## Excerpted records
============
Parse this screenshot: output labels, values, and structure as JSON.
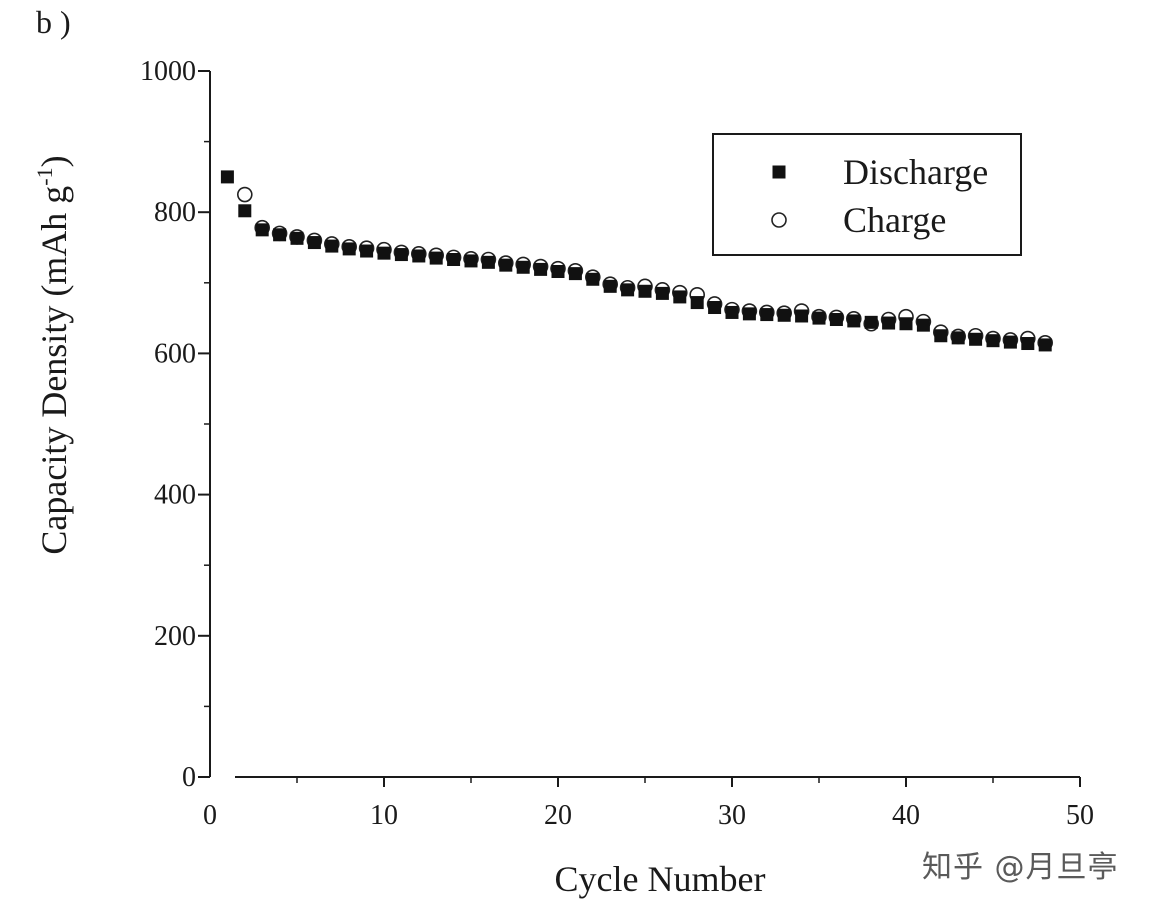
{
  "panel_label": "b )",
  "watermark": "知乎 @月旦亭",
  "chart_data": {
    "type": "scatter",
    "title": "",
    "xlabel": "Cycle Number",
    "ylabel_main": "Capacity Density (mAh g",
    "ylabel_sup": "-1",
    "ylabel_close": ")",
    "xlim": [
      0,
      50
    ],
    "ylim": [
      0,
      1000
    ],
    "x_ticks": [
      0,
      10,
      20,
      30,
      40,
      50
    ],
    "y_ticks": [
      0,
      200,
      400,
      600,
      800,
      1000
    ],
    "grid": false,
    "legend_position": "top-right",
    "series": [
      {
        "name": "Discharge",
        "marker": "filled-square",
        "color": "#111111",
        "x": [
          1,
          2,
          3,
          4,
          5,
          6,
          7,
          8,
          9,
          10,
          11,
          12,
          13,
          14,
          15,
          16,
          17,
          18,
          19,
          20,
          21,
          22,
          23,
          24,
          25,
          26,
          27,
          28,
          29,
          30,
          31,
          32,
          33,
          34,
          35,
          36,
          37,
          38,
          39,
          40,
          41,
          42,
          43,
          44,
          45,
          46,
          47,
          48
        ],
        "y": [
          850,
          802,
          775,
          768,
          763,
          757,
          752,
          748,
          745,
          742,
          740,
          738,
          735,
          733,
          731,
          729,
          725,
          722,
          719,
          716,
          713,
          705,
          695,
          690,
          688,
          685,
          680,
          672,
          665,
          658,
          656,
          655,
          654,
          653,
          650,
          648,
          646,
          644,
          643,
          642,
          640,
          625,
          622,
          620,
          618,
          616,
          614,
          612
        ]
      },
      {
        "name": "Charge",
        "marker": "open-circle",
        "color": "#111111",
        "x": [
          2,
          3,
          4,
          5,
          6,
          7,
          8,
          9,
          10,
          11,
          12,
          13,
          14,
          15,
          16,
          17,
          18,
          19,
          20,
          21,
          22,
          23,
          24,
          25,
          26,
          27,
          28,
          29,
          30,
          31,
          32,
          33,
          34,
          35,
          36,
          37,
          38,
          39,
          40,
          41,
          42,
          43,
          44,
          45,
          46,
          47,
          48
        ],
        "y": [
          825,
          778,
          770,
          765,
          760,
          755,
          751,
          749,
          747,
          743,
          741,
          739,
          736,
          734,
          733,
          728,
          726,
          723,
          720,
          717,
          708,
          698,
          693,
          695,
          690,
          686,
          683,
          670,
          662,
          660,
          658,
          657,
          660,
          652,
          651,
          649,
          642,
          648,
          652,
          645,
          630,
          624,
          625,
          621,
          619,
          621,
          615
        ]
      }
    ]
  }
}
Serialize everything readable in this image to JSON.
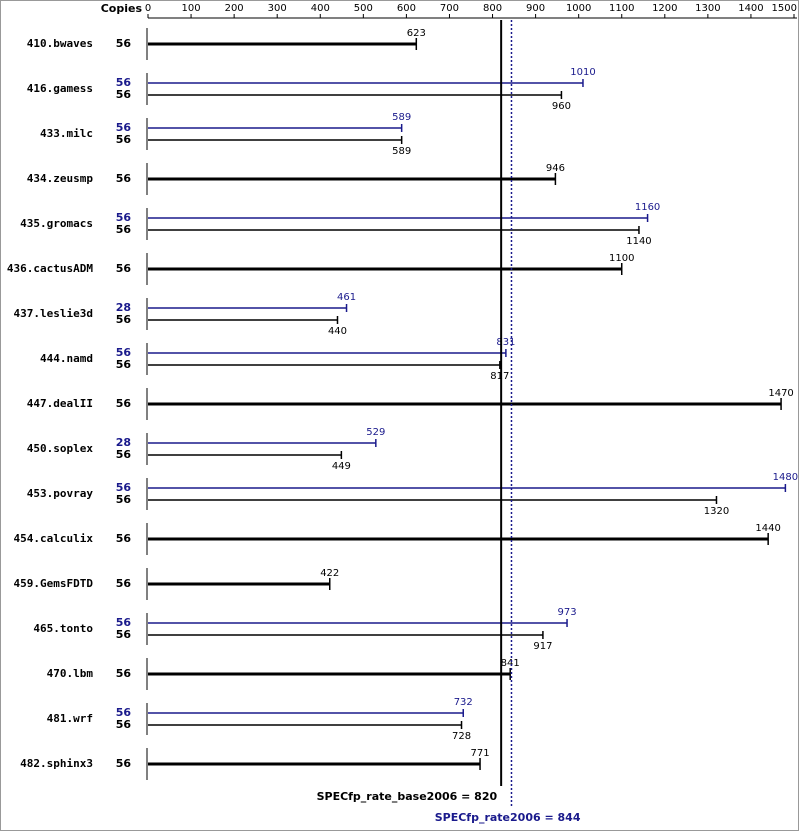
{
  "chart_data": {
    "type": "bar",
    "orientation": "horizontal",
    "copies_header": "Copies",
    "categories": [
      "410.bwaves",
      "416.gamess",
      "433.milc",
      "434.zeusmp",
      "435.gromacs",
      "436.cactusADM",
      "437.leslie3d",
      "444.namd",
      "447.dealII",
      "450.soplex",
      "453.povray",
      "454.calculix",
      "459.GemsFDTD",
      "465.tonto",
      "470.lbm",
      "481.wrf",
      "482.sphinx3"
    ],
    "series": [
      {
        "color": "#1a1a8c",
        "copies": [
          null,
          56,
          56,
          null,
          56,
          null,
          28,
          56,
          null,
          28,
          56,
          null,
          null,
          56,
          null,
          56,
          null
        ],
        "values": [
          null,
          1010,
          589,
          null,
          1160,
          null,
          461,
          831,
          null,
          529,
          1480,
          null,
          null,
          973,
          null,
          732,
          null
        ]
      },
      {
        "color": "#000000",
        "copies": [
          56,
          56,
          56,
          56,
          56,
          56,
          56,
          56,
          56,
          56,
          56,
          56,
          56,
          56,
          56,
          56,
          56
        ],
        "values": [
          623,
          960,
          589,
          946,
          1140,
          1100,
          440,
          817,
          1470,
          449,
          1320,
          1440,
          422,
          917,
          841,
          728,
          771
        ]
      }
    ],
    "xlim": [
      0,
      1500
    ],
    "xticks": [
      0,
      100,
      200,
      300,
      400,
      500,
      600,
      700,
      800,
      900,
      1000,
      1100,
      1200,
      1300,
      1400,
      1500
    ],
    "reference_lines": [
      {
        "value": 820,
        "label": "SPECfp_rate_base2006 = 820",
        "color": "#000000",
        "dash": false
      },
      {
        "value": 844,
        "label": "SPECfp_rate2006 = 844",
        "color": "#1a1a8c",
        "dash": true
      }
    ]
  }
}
============
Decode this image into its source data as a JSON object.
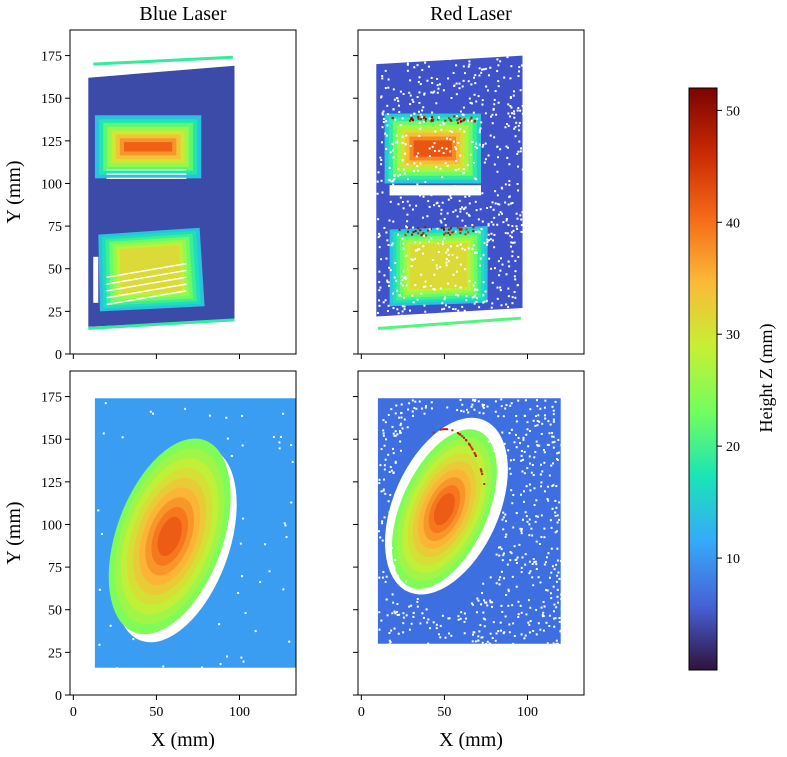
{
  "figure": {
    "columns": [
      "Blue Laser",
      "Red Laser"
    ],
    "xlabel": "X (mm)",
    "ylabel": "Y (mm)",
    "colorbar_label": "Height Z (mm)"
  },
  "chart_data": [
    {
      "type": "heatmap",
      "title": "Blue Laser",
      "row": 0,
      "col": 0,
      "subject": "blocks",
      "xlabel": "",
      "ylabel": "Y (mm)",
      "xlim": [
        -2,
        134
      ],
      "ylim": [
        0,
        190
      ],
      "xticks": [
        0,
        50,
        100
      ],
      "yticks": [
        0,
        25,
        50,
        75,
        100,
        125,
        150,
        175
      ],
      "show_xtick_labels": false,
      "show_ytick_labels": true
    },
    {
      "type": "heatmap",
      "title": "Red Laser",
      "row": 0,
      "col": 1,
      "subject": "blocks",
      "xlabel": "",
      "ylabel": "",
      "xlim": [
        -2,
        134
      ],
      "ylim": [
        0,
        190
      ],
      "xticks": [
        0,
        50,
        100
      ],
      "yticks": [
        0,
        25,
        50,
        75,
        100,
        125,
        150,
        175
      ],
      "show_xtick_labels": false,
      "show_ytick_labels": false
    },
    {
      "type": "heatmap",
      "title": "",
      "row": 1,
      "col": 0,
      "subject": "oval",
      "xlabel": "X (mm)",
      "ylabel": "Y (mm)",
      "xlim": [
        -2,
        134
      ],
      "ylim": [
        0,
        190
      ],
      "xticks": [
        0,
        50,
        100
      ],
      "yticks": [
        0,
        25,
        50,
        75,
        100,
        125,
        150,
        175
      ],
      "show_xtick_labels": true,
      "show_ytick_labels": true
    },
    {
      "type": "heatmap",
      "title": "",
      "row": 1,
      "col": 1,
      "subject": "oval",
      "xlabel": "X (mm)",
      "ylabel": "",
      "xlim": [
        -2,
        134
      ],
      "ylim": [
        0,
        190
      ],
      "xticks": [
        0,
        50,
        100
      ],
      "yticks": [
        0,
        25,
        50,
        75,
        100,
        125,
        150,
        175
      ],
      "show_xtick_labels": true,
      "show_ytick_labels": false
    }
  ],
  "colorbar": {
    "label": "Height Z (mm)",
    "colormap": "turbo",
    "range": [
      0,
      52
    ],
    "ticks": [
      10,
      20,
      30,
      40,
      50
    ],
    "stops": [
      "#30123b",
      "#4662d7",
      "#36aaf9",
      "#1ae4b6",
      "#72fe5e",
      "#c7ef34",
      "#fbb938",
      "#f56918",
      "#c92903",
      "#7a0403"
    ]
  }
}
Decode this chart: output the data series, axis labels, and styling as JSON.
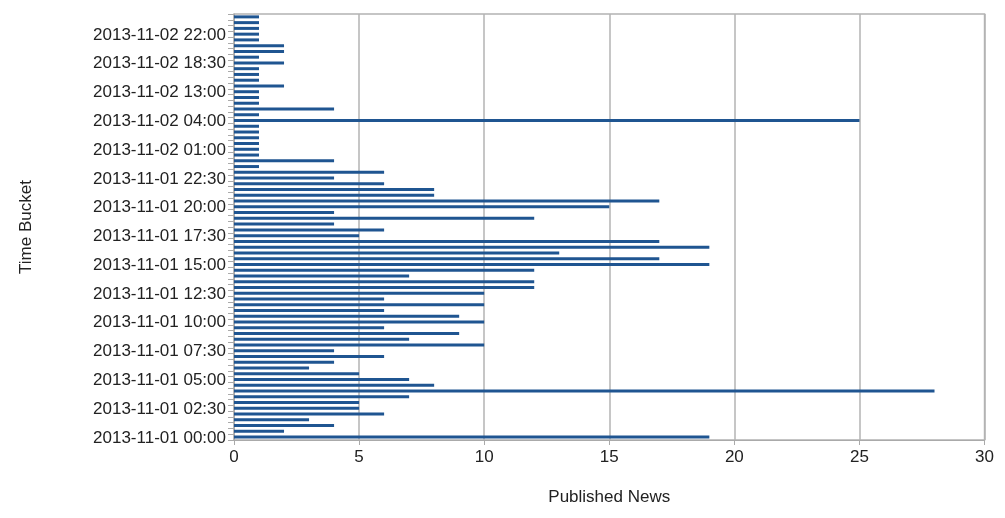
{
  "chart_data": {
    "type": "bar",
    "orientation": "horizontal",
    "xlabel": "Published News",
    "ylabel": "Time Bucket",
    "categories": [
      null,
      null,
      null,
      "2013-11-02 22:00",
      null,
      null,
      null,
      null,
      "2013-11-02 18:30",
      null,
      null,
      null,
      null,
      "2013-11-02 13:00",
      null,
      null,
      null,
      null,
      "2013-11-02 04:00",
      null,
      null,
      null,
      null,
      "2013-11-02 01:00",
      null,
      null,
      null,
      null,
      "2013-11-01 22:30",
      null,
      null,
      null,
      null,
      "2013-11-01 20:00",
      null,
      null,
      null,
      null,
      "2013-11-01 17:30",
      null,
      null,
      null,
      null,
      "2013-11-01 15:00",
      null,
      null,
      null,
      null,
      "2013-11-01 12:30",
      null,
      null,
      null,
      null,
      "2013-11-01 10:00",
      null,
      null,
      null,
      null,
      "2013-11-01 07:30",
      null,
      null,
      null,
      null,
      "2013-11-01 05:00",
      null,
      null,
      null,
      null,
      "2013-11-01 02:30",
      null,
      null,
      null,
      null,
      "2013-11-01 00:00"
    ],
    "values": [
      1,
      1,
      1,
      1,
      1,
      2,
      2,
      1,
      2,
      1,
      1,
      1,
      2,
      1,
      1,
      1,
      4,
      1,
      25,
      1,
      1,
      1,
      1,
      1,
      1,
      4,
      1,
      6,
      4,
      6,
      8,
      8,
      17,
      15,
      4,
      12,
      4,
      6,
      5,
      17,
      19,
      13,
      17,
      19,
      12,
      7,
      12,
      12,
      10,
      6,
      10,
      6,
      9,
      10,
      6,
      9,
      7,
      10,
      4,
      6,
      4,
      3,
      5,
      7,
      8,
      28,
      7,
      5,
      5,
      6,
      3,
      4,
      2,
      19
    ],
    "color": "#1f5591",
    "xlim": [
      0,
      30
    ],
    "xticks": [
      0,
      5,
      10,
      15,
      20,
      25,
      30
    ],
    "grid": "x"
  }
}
============
Each line that holds the word "xlabel" is to be copied.

## Expected answer
    "xlabel": "Cycle Number",
    "xlabel": "X (mm)",
      "xlabel": "",
      "xlabel": "",
      "xlabel": "X (mm)",
      "xlabel": "X (mm)",
    "xlabel": "Published News",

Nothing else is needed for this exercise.